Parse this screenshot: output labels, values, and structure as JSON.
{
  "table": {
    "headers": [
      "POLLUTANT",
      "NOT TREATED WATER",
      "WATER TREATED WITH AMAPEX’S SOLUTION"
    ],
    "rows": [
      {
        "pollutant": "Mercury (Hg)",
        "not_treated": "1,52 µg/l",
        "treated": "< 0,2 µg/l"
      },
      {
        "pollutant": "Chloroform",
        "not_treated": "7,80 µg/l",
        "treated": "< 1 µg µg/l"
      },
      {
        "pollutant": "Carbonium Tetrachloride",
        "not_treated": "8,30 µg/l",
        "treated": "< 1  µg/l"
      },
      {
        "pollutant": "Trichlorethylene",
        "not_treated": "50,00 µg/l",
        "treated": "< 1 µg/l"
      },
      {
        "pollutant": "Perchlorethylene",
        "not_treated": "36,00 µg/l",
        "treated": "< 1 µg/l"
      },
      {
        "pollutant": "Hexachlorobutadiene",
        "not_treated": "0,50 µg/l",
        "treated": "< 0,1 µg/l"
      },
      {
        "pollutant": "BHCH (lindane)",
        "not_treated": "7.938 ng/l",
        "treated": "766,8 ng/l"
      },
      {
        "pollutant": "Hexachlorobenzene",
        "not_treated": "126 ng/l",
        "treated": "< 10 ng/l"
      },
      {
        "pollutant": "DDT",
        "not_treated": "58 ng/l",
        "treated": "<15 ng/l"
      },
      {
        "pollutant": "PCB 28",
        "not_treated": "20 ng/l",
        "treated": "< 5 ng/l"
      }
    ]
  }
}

● Directions
Each entry must be reproduced verbatim.

● The response
Parse this screenshot: output labels, values, and structure as JSON.
{
  "table": {
    "headers": [
      "POLLUTANT",
      "NOT TREATED WATER",
      "WATER TREATED WITH AMAPEX’S SOLUTION"
    ],
    "rows": [
      {
        "pollutant": "Mercury (Hg)",
        "not_treated": "1,52 µg/l",
        "treated": "< 0,2 µg/l"
      },
      {
        "pollutant": "Chloroform",
        "not_treated": "7,80 µg/l",
        "treated": "< 1 µg µg/l"
      },
      {
        "pollutant": "Carbonium Tetrachloride",
        "not_treated": "8,30 µg/l",
        "treated": "< 1  µg/l"
      },
      {
        "pollutant": "Trichlorethylene",
        "not_treated": "50,00 µg/l",
        "treated": "< 1 µg/l"
      },
      {
        "pollutant": "Perchlorethylene",
        "not_treated": "36,00 µg/l",
        "treated": "< 1 µg/l"
      },
      {
        "pollutant": "Hexachlorobutadiene",
        "not_treated": "0,50 µg/l",
        "treated": "< 0,1 µg/l"
      },
      {
        "pollutant": "BHCH (lindane)",
        "not_treated": "7.938 ng/l",
        "treated": "766,8 ng/l"
      },
      {
        "pollutant": "Hexachlorobenzene",
        "not_treated": "126 ng/l",
        "treated": "< 10 ng/l"
      },
      {
        "pollutant": "DDT",
        "not_treated": "58 ng/l",
        "treated": "<15 ng/l"
      },
      {
        "pollutant": "PCB 28",
        "not_treated": "20 ng/l",
        "treated": "< 5 ng/l"
      }
    ]
  }
}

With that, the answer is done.